(A block of data)
•••

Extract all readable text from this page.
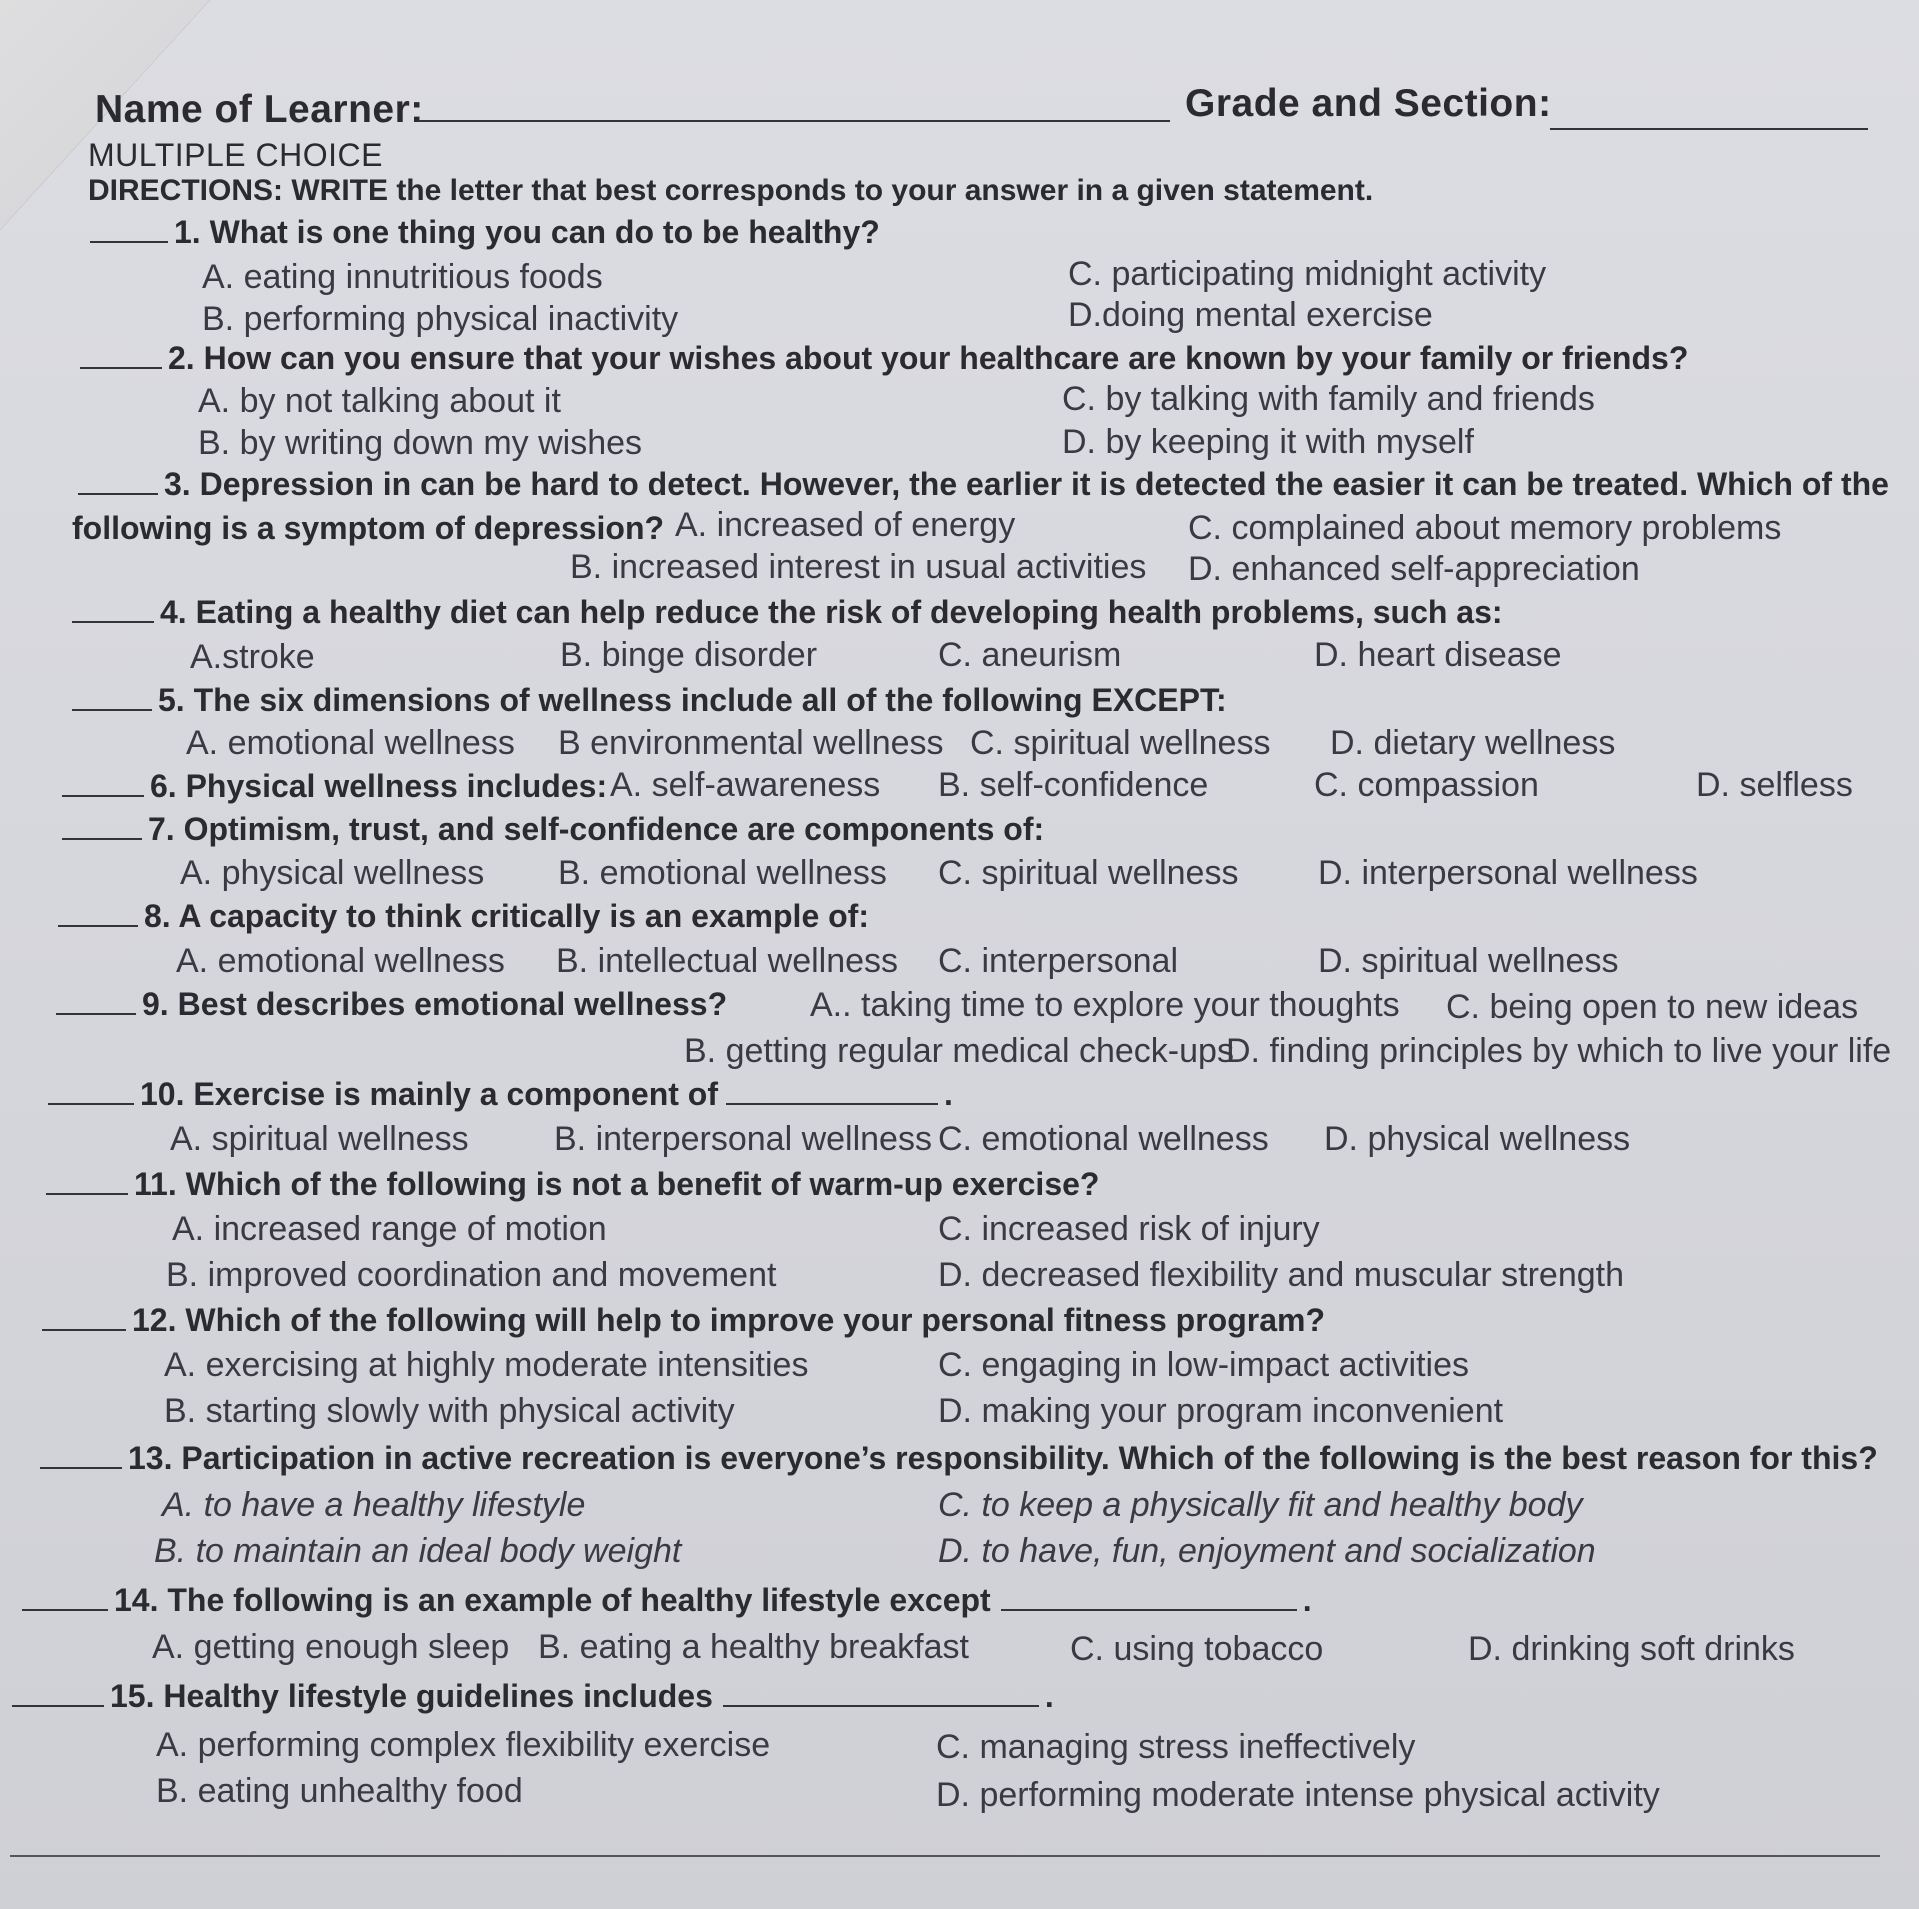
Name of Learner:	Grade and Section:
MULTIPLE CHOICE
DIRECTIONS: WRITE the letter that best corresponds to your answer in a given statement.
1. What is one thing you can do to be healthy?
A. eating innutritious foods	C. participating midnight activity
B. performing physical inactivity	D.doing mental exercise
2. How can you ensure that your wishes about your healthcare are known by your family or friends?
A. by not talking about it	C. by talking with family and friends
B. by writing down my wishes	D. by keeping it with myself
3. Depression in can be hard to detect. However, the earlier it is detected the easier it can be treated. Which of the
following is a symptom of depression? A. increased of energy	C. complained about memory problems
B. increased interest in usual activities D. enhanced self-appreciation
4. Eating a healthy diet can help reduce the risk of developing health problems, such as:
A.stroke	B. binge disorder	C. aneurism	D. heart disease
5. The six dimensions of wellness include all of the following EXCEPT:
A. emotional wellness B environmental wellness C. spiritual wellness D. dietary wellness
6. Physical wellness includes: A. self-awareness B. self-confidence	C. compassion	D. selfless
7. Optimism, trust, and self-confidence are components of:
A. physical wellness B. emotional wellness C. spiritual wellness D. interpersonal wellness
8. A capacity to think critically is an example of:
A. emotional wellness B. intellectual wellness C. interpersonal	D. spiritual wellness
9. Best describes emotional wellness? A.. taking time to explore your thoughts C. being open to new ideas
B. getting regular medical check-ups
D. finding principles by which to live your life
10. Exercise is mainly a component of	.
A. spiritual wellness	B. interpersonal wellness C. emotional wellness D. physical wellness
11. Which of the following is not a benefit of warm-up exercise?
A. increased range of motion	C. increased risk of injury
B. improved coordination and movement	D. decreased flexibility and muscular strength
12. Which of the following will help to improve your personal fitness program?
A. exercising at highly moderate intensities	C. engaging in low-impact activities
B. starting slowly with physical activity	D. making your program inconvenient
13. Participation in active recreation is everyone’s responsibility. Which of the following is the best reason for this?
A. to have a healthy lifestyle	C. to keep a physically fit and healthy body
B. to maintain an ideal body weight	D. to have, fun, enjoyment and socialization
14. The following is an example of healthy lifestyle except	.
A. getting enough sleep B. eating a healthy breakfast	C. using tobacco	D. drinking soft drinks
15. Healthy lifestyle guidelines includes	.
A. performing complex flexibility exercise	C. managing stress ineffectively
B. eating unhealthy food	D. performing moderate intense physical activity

•••

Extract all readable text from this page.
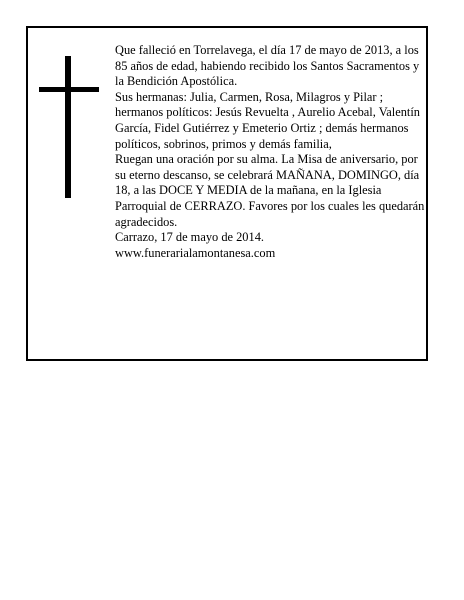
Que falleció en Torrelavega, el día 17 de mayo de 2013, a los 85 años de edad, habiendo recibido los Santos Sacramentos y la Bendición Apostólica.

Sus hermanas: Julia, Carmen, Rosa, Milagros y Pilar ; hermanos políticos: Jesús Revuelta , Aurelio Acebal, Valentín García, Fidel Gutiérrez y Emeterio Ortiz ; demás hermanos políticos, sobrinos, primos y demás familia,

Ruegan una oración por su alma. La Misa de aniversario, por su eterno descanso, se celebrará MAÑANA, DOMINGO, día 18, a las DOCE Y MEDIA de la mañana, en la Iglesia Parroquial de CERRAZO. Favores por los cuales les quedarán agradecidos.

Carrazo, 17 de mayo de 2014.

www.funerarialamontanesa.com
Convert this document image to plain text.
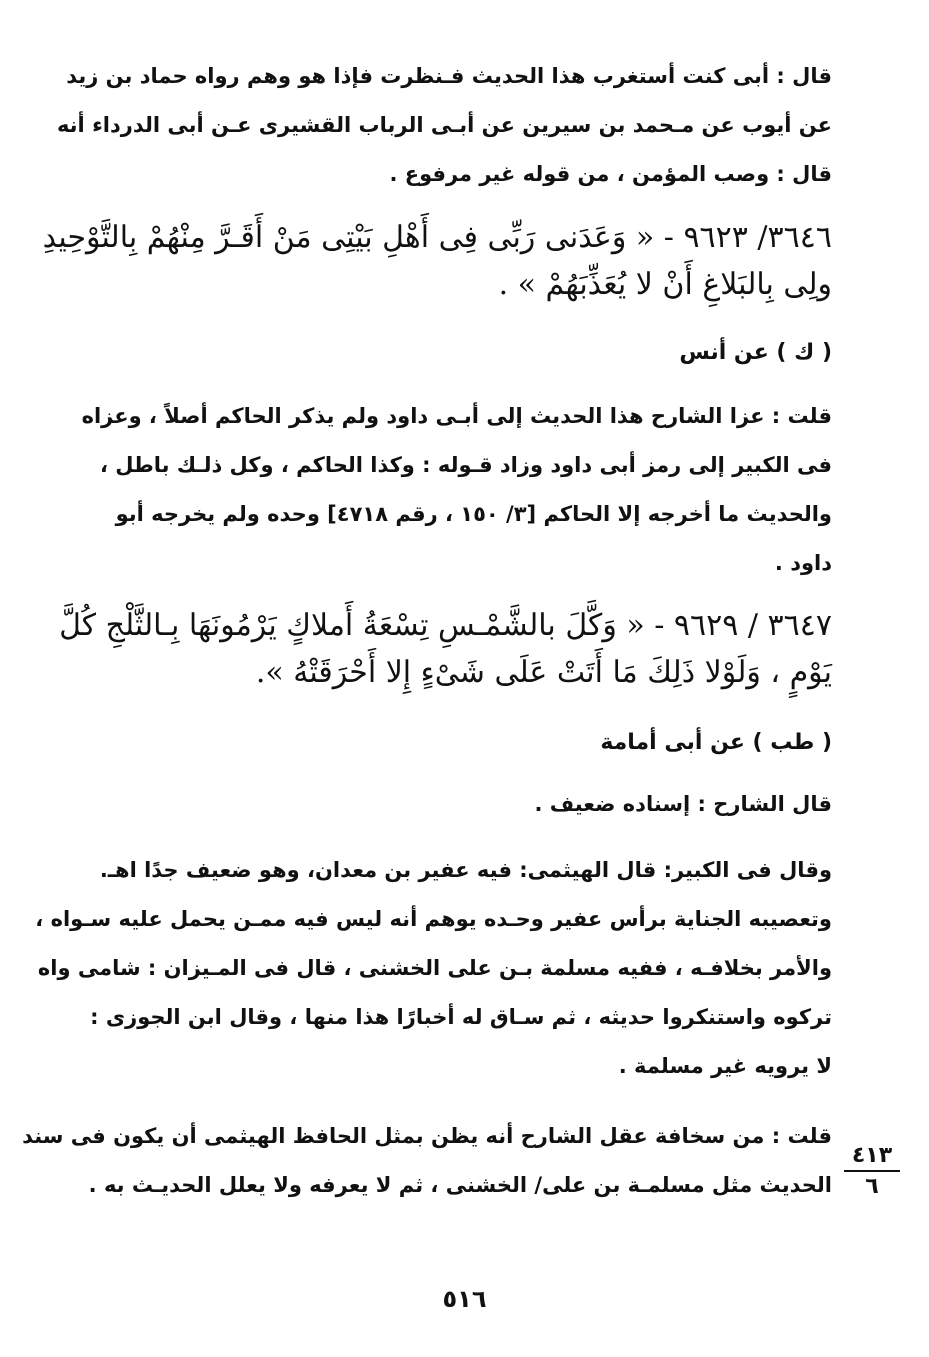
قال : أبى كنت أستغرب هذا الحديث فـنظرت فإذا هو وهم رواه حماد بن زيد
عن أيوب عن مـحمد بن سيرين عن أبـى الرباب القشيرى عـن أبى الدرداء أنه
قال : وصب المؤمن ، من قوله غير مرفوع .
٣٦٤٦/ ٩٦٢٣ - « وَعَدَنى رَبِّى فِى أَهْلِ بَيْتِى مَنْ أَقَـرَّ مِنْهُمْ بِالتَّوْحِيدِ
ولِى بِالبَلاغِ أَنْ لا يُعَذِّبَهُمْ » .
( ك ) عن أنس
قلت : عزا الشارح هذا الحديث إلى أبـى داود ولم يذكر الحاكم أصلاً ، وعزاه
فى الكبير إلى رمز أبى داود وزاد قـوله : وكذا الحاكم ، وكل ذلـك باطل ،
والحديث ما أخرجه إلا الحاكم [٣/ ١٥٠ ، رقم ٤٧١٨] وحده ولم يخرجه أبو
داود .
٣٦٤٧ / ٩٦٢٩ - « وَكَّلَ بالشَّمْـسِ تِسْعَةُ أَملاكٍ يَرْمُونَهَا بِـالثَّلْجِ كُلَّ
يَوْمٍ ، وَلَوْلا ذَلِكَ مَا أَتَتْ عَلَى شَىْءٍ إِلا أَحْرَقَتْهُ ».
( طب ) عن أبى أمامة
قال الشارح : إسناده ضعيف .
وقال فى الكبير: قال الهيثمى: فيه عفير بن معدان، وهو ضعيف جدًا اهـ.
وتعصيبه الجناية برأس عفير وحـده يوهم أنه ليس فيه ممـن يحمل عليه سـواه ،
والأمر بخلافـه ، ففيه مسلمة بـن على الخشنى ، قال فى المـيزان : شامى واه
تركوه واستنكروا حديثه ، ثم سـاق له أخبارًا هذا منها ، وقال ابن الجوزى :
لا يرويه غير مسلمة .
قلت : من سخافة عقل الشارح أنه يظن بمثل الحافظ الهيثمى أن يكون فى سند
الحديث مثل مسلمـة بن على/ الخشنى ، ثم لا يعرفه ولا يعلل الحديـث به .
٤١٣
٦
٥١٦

•••

▸ Direction
Give the count of lines in the listing that hold the word "الشارح", with no other text.

▸ Solved exercise
3